• [Annotated region listings]:
• • • •

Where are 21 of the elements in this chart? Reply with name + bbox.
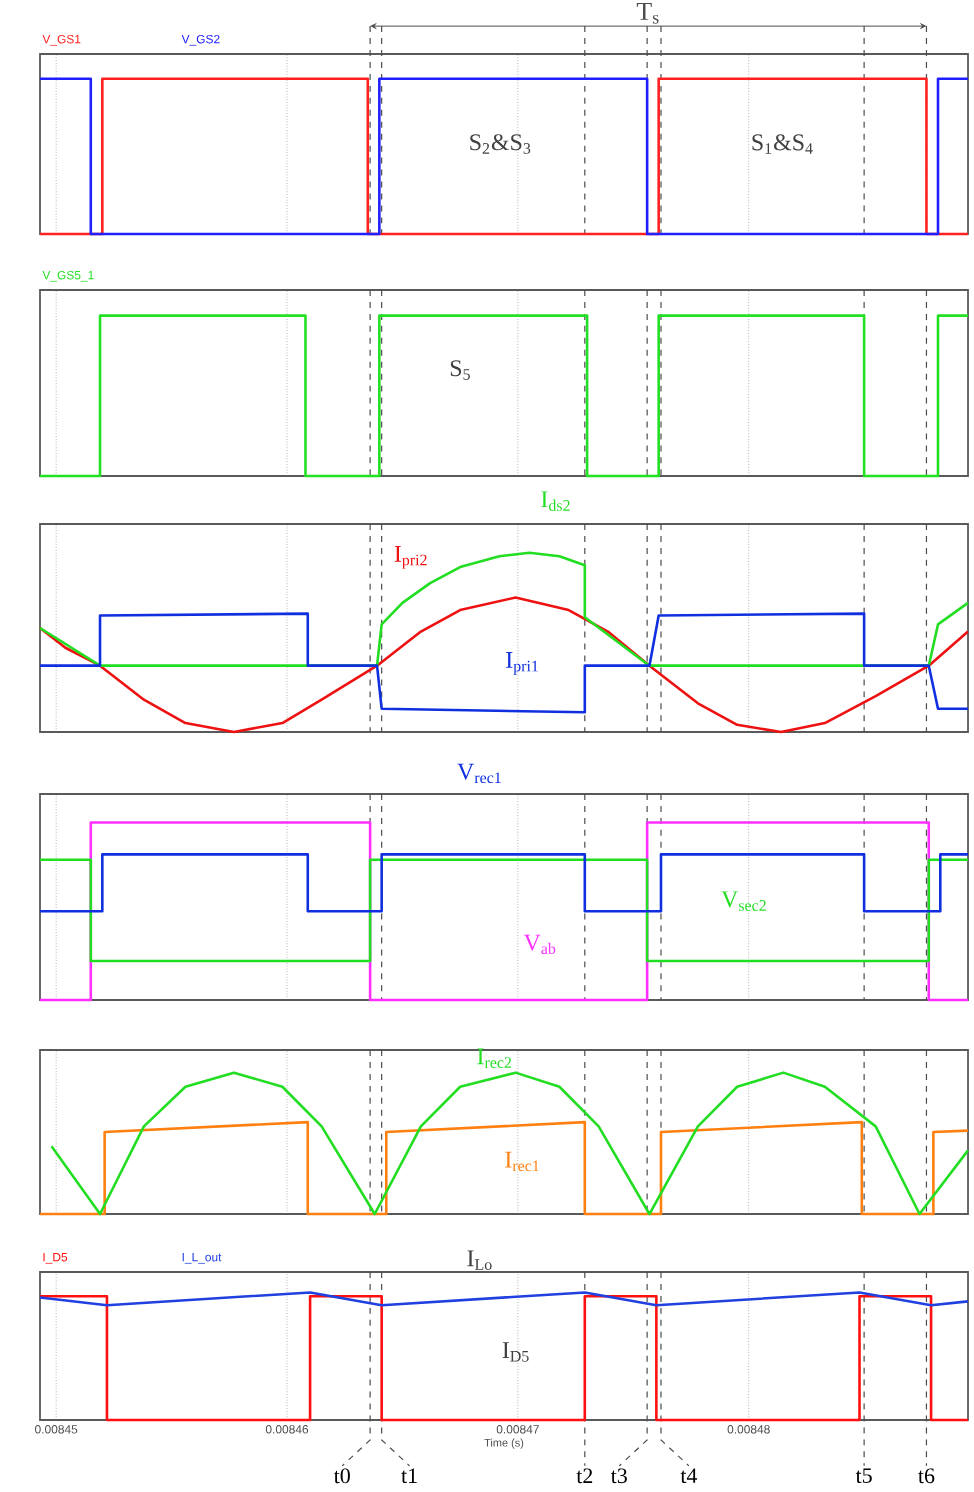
text: I$_{Lo}$	[467, 1250, 492, 1270]
ref-line-label: t4	[680, 1468, 698, 1484]
series-label: I$_{rec1}$	[505, 1151, 539, 1172]
annotation: S$_{2}$&S$_{3}$	[470, 134, 531, 154]
series-label: V$_{ab}$	[523, 934, 556, 955]
annotation: I$_{D5}$	[502, 1342, 529, 1362]
series-label: I$_{ds2}$	[541, 491, 570, 511]
text: V$_{sec2}$	[721, 891, 766, 911]
annotation: S$_{5}$	[450, 360, 470, 380]
ref-line-label: t6	[918, 1468, 935, 1484]
ref-line-label: t2	[576, 1468, 593, 1484]
series-label: I$_{pri1}$	[506, 652, 538, 675]
ref-line-label: t0	[333, 1468, 350, 1484]
text: T$_{s}$	[636, 2, 659, 24]
ref-line-label: t5	[855, 1468, 872, 1484]
series-label: I$_{rec2}$	[477, 1048, 512, 1068]
text: I$_{pri2}$	[394, 545, 427, 569]
annotation: S$_{1}$&S$_{4}$	[752, 134, 813, 154]
ref-line-label: t3	[610, 1468, 627, 1484]
text: V$_{rec1}$	[457, 763, 501, 784]
ref-line-label: t1	[401, 1468, 417, 1484]
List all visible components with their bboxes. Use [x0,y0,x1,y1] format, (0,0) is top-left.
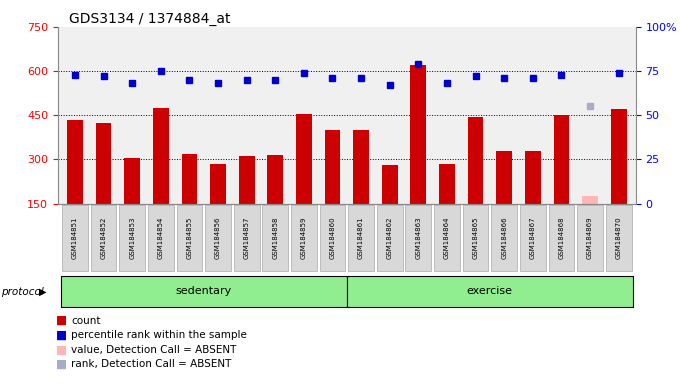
Text: ▶: ▶ [39,287,46,297]
Text: GSM184862: GSM184862 [387,217,393,259]
Bar [324,130,341,204]
FancyBboxPatch shape [234,205,260,271]
FancyBboxPatch shape [262,205,288,271]
Text: GDS3134 / 1374884_at: GDS3134 / 1374884_at [69,12,231,26]
Bar [67,120,83,204]
Bar [525,151,541,204]
Text: ■: ■ [56,329,67,342]
Text: GSM184867: GSM184867 [530,217,536,260]
Text: GSM184858: GSM184858 [272,217,278,259]
Text: GSM184865: GSM184865 [473,217,479,259]
Text: GSM184853: GSM184853 [129,217,135,259]
Bar [153,108,169,204]
Text: exercise: exercise [467,286,513,296]
Text: GSM184851: GSM184851 [72,217,78,259]
FancyBboxPatch shape [434,205,460,271]
Text: GSM184861: GSM184861 [358,217,364,260]
Text: GSM184856: GSM184856 [215,217,221,259]
Text: GSM184866: GSM184866 [501,217,507,260]
Bar [296,114,311,204]
FancyBboxPatch shape [405,205,431,271]
FancyBboxPatch shape [61,276,347,307]
FancyBboxPatch shape [119,205,145,271]
Bar [468,117,483,204]
Bar [210,164,226,204]
FancyBboxPatch shape [520,205,545,271]
FancyBboxPatch shape [462,205,488,271]
Text: GSM184857: GSM184857 [243,217,250,259]
Text: value, Detection Call = ABSENT: value, Detection Call = ABSENT [71,345,237,355]
Text: GSM184869: GSM184869 [587,217,593,260]
FancyBboxPatch shape [577,205,603,271]
Text: GSM184855: GSM184855 [186,217,192,259]
Bar [267,155,283,204]
FancyBboxPatch shape [291,205,317,271]
Text: GSM184870: GSM184870 [615,217,622,260]
Text: GSM184854: GSM184854 [158,217,164,259]
Bar [382,165,398,204]
Bar [96,122,112,204]
FancyBboxPatch shape [177,205,203,271]
Text: ■: ■ [56,343,67,356]
Text: GSM184868: GSM184868 [558,217,564,260]
Text: percentile rank within the sample: percentile rank within the sample [71,330,248,340]
Text: GSM184859: GSM184859 [301,217,307,259]
Bar [182,154,197,204]
FancyBboxPatch shape [62,205,88,271]
FancyBboxPatch shape [377,205,403,271]
Text: ■: ■ [56,314,67,327]
Bar [611,109,626,204]
Bar [554,115,569,204]
Text: GSM184863: GSM184863 [415,217,422,260]
FancyBboxPatch shape [148,205,173,271]
FancyBboxPatch shape [549,205,575,271]
Bar [411,65,426,204]
Bar [239,156,254,204]
FancyBboxPatch shape [90,205,116,271]
FancyBboxPatch shape [492,205,517,271]
FancyBboxPatch shape [347,276,633,307]
Text: ■: ■ [56,358,67,371]
Bar [582,196,598,204]
Bar [439,164,455,204]
Bar [353,130,369,204]
Text: GSM184852: GSM184852 [101,217,107,259]
FancyBboxPatch shape [348,205,374,271]
Text: rank, Detection Call = ABSENT: rank, Detection Call = ABSENT [71,359,232,369]
Text: protocol: protocol [1,287,44,297]
Text: sedentary: sedentary [175,286,232,296]
Text: GSM184864: GSM184864 [444,217,450,259]
Bar [124,158,140,204]
FancyBboxPatch shape [205,205,231,271]
FancyBboxPatch shape [320,205,345,271]
FancyBboxPatch shape [606,205,632,271]
Text: count: count [71,316,101,326]
Bar [496,151,512,204]
Text: GSM184860: GSM184860 [330,217,335,260]
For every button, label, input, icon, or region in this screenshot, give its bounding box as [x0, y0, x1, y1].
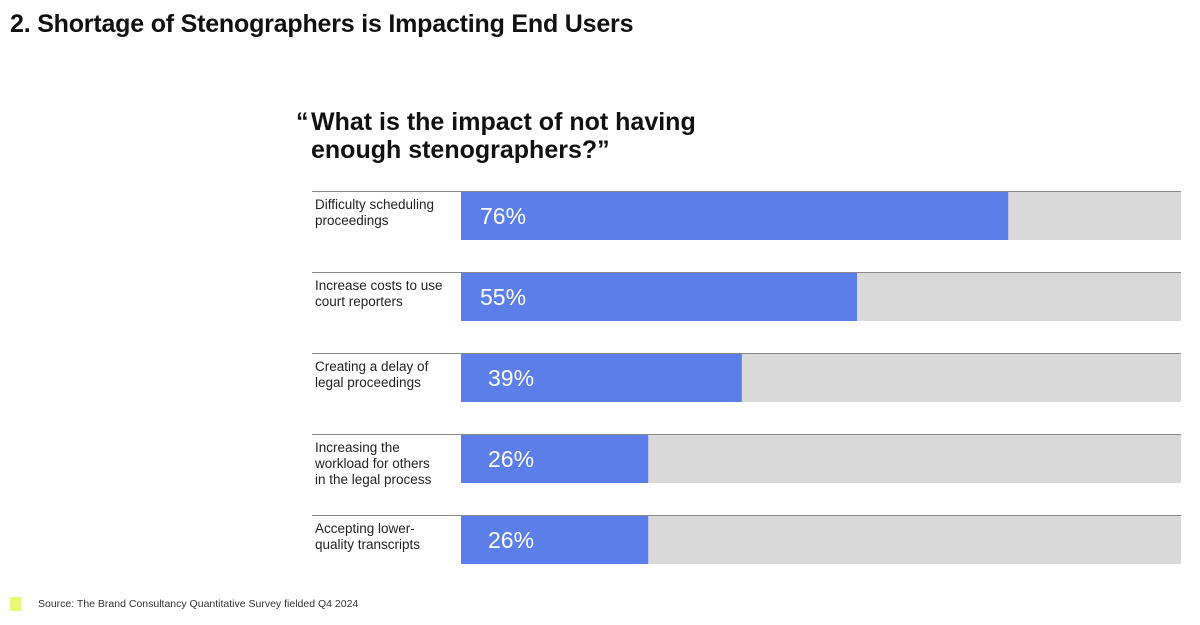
category-label-line: legal proceedings	[315, 375, 421, 390]
value-label: 55%	[480, 284, 526, 310]
bar-3	[461, 354, 742, 402]
value-label: 26%	[488, 446, 534, 472]
chart-title-text: What is the impact of not having enough …	[296, 108, 716, 164]
source-note: Source: The Brand Consultancy Quantitati…	[38, 598, 359, 610]
value-label: 39%	[488, 365, 534, 391]
category-label: Difficulty scheduling proceedings	[315, 197, 453, 229]
category-label-line: Increasing the	[315, 440, 400, 455]
category-label: Accepting lower-quality transcripts	[315, 521, 453, 553]
chart-title-label: What is the impact of not having enough …	[311, 108, 696, 164]
category-label-line: proceedings	[315, 213, 389, 228]
source-marker	[10, 597, 21, 611]
category-label: Increasing the workload for others in the …	[315, 440, 453, 488]
category-label: Creating a delay of legal proceedings	[315, 359, 453, 391]
bar-2	[461, 273, 857, 321]
category-label-line: workload for others	[315, 456, 430, 471]
category-label-line: Accepting lower-	[315, 521, 415, 536]
category-label-line: Difficulty scheduling	[315, 197, 435, 212]
category-label-line: court reporters	[315, 294, 403, 309]
category-label: Increase costs to use court reporters	[315, 278, 453, 310]
page-title: 2. Shortage of Stenographers is Impactin…	[10, 10, 634, 38]
category-label-line: in the legal process	[315, 472, 432, 487]
category-label-line: Creating a delay of	[315, 359, 429, 374]
open-quote-mark: “	[296, 108, 309, 136]
category-label-line: quality transcripts	[315, 537, 421, 552]
value-label: 26%	[488, 527, 534, 553]
category-label-line: Increase costs to use	[315, 278, 443, 293]
bar-5	[461, 516, 649, 564]
close-quote-mark: ”	[597, 136, 610, 164]
value-label: 76%	[480, 203, 526, 229]
bar-1	[461, 192, 1009, 240]
chart-title: “ What is the impact of not having enoug…	[296, 108, 716, 164]
bar-4	[461, 435, 649, 483]
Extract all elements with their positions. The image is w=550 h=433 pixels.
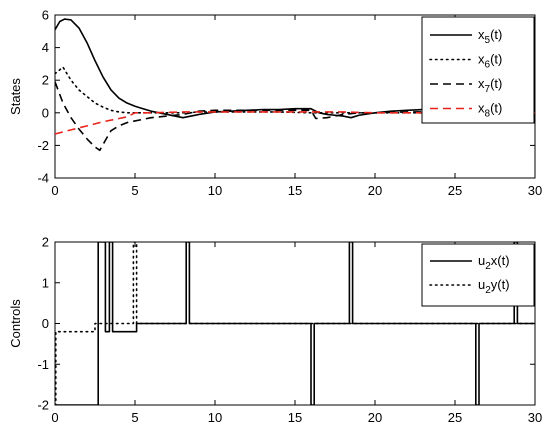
x-tick-label: 10 xyxy=(208,183,222,198)
y-tick-label: 2 xyxy=(42,235,49,250)
x-tick-label: 5 xyxy=(131,410,138,425)
y-tick-label: -2 xyxy=(37,138,49,153)
y-tick-label: 1 xyxy=(42,275,49,290)
y-tick-label: 2 xyxy=(42,73,49,88)
x-tick-label: 25 xyxy=(448,410,462,425)
legend-entry-label: x6(t) xyxy=(478,52,502,71)
x-tick-label: 0 xyxy=(51,183,58,198)
controls-panel: 0 5 10 15 20 25 30 -2 -1 0 1 2 Controls u2x(t) u2y(t) xyxy=(8,235,542,426)
y-tick-label: 0 xyxy=(42,316,49,331)
x-tick-label: 15 xyxy=(288,183,302,198)
y-tick-label: -2 xyxy=(37,398,49,413)
legend-entry-label: x5(t) xyxy=(478,27,502,46)
y-axis-label: States xyxy=(8,78,23,115)
states-panel: 0 5 10 15 20 25 30 -4 -2 0 2 4 6 States x5(t) x6(t) x7(t… xyxy=(8,8,542,199)
series-line-2 xyxy=(55,66,535,114)
x-tick-label: 25 xyxy=(448,183,462,198)
legend-entry-label: x8(t) xyxy=(478,101,502,120)
x-tick-label: 30 xyxy=(528,183,542,198)
x-tick-label: 20 xyxy=(368,183,382,198)
legend-entry-label: u2x(t) xyxy=(478,253,510,272)
y-tick-label: -1 xyxy=(37,357,49,372)
x-tick-label: 20 xyxy=(368,410,382,425)
y-tick-label: 4 xyxy=(42,40,49,55)
legend: u2x(t) u2y(t) xyxy=(421,243,535,307)
y-axis-label: Controls xyxy=(8,299,23,348)
x-tick-label: 0 xyxy=(51,410,58,425)
legend-entry-label: u2y(t) xyxy=(478,277,510,296)
x-tick-label: 10 xyxy=(208,410,222,425)
legend: x5(t) x6(t) x7(t) x8(t) xyxy=(421,16,535,124)
series-line-2 xyxy=(55,242,535,405)
y-tick-label: 6 xyxy=(42,8,49,23)
x-tick-label: 5 xyxy=(131,183,138,198)
x-tick-label: 30 xyxy=(528,410,542,425)
y-tick-label: -4 xyxy=(37,171,49,186)
x-tick-label: 15 xyxy=(288,410,302,425)
legend-entry-label: x7(t) xyxy=(478,76,502,95)
series-line-1 xyxy=(55,242,535,405)
legend-box xyxy=(421,243,535,307)
y-tick-label: 0 xyxy=(42,105,49,120)
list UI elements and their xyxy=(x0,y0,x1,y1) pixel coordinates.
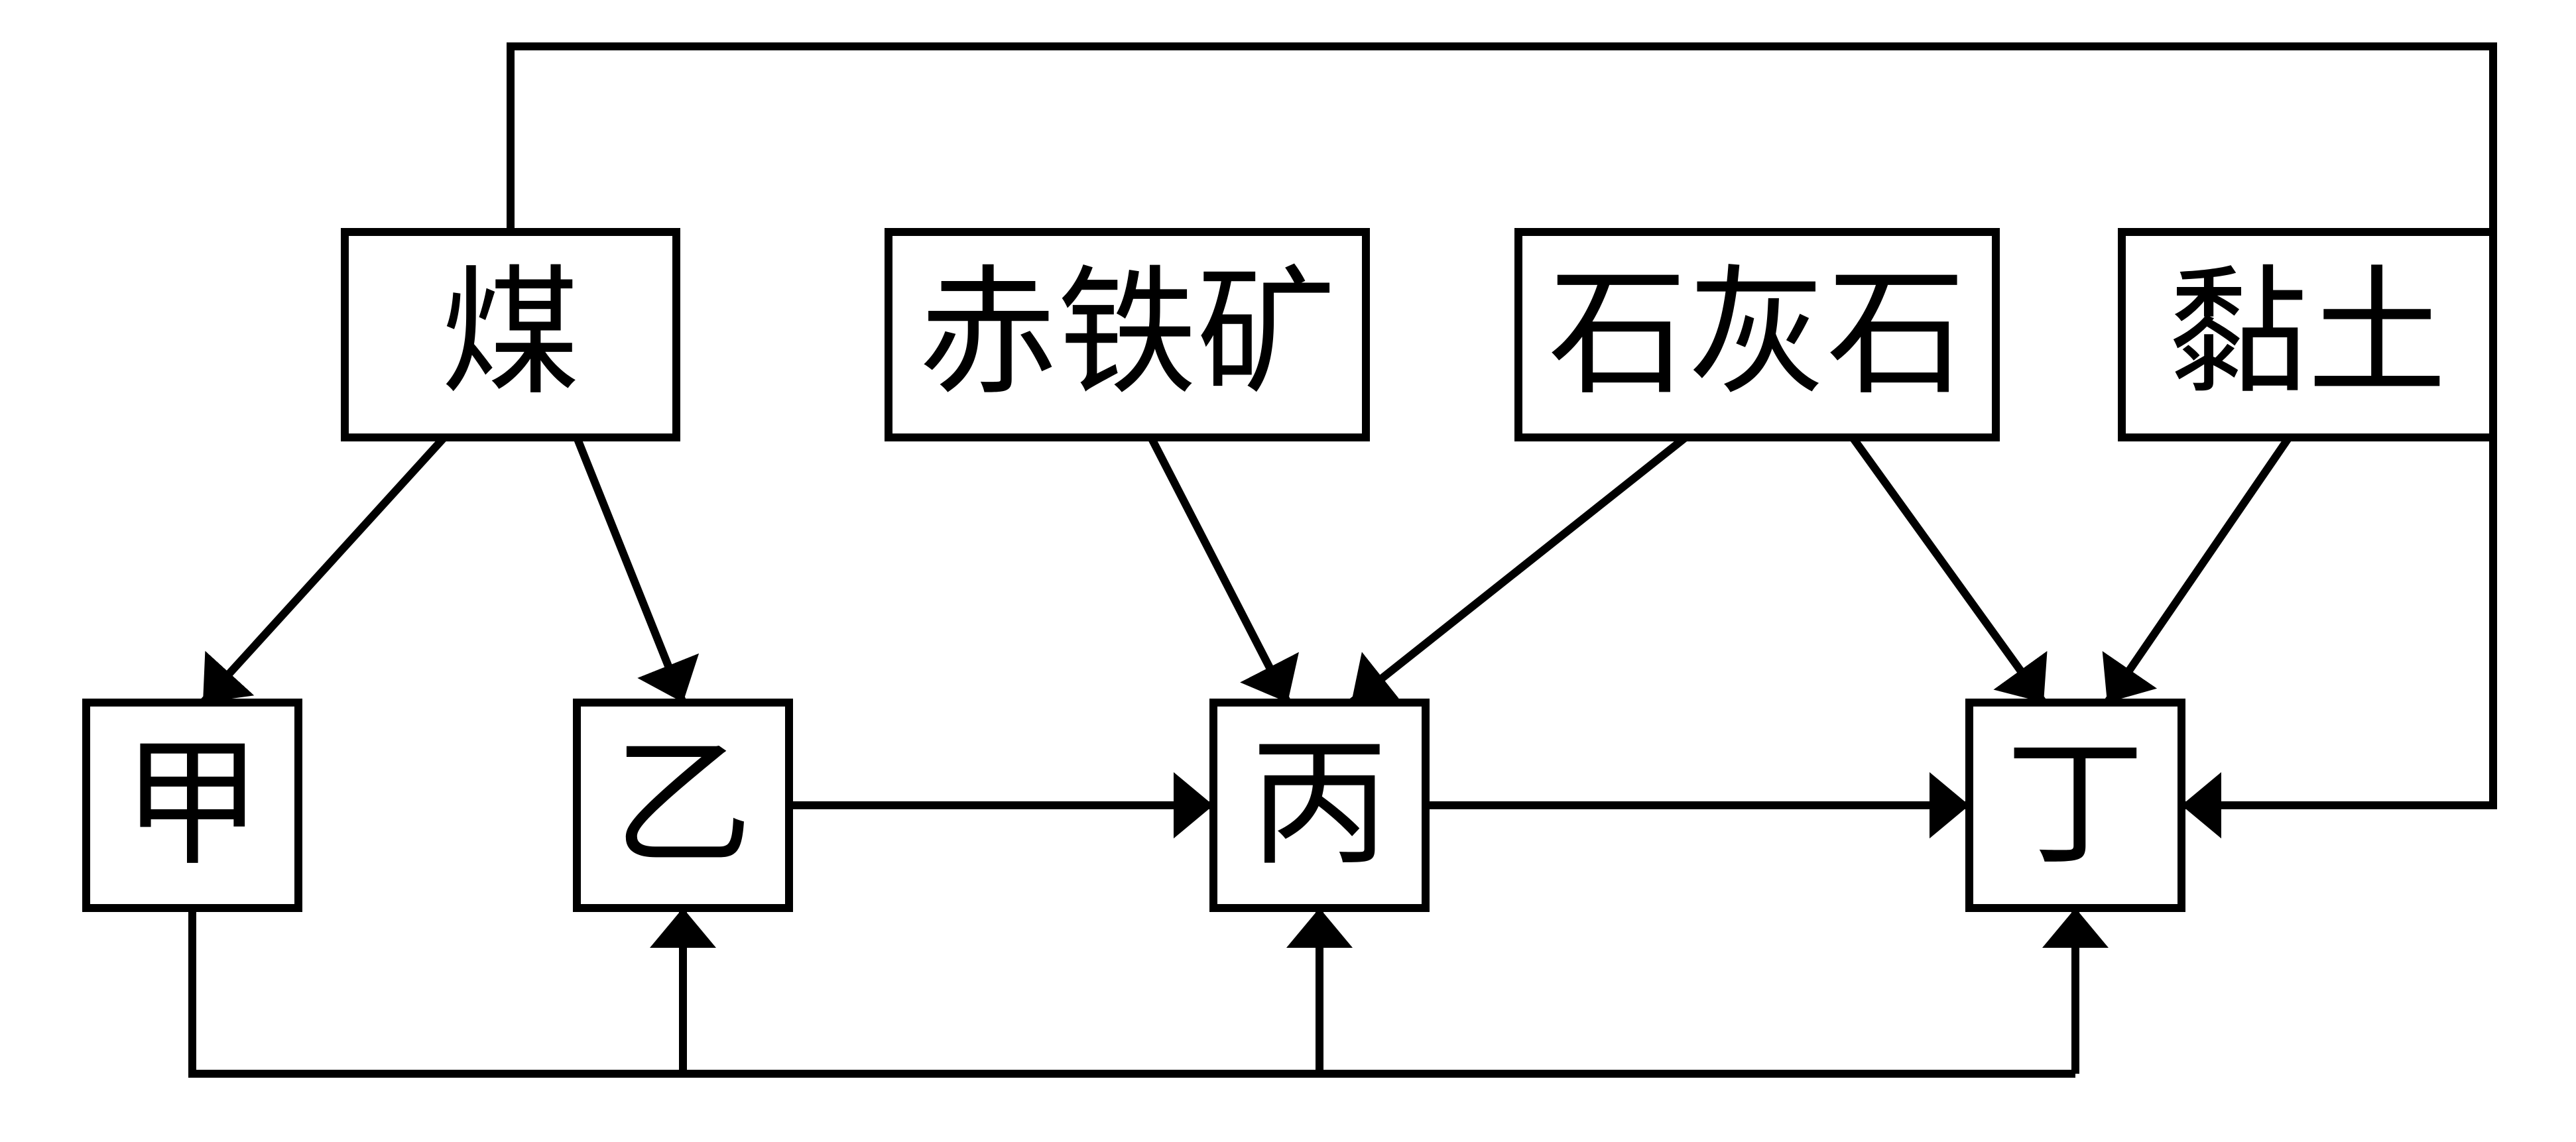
edge-coal-yi xyxy=(577,437,683,703)
edge-bus-trunk-jia xyxy=(192,908,2075,1074)
node-hematite: 赤铁矿 xyxy=(889,232,1366,437)
node-bing: 丙 xyxy=(1213,703,1426,908)
node-label-limestone: 石灰石 xyxy=(1548,258,1966,412)
node-ding: 丁 xyxy=(1969,703,2181,908)
node-jia: 甲 xyxy=(86,703,298,908)
node-coal: 煤 xyxy=(345,232,676,437)
node-yi: 乙 xyxy=(577,703,789,908)
node-label-coal: 煤 xyxy=(441,258,580,412)
edge-hematite-bing xyxy=(1151,437,1288,703)
edge-limestone-bing xyxy=(1351,437,1686,703)
node-label-ding: 丁 xyxy=(2006,728,2145,882)
node-clay: 黏土 xyxy=(2122,232,2493,437)
node-label-yi: 乙 xyxy=(613,728,753,882)
node-label-hematite: 赤铁矿 xyxy=(918,258,1336,412)
node-label-jia: 甲 xyxy=(123,728,262,882)
node-label-clay: 黏土 xyxy=(2168,258,2447,412)
edge-coal-jia xyxy=(203,437,444,703)
flowchart-canvas: 煤 赤铁矿 石灰石 黏土甲 乙 丙 丁 xyxy=(0,0,2576,1142)
edge-clay-ding xyxy=(2107,437,2289,703)
edge-limestone-ding xyxy=(1853,437,2044,703)
node-limestone: 石灰石 xyxy=(1518,232,1996,437)
node-label-bing: 丙 xyxy=(1250,728,1389,882)
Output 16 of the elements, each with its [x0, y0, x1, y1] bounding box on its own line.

• • • •

• [WORK TO COMPLETE]:
Arrange as a numbered list the lines of the data from the one containing "Text: ▶: ▶ [39,287,46,297]" through the one containing "FancyBboxPatch shape [434,205,460,271]", both included, omitting any blank lines.

• [EXERCISE ANSWER]:
1. Text: ▶: ▶ [39,287,46,297]
2. Text: GSM184862: GSM184862 [387,217,393,259]
3. Bar [324,130,341,204]
4. FancyBboxPatch shape [234,205,260,271]
5. FancyBboxPatch shape [262,205,288,271]
6. Text: GDS3134 / 1374884_at: GDS3134 / 1374884_at [69,12,231,26]
7. Bar [67,120,83,204]
8. Bar [525,151,541,204]
9. Text: ■: ■ [56,329,67,342]
10. Text: GSM184867: GSM184867 [530,217,536,260]
11. Text: GSM184858: GSM184858 [272,217,278,259]
12. Text: GSM184865: GSM184865 [473,217,479,259]
13. Text: GSM184853: GSM184853 [129,217,135,259]
14. Bar [153,108,169,204]
15. Text: exercise: exercise [467,286,513,296]
16. Text: GSM184851: GSM184851 [72,217,78,259]
17. FancyBboxPatch shape [434,205,460,271]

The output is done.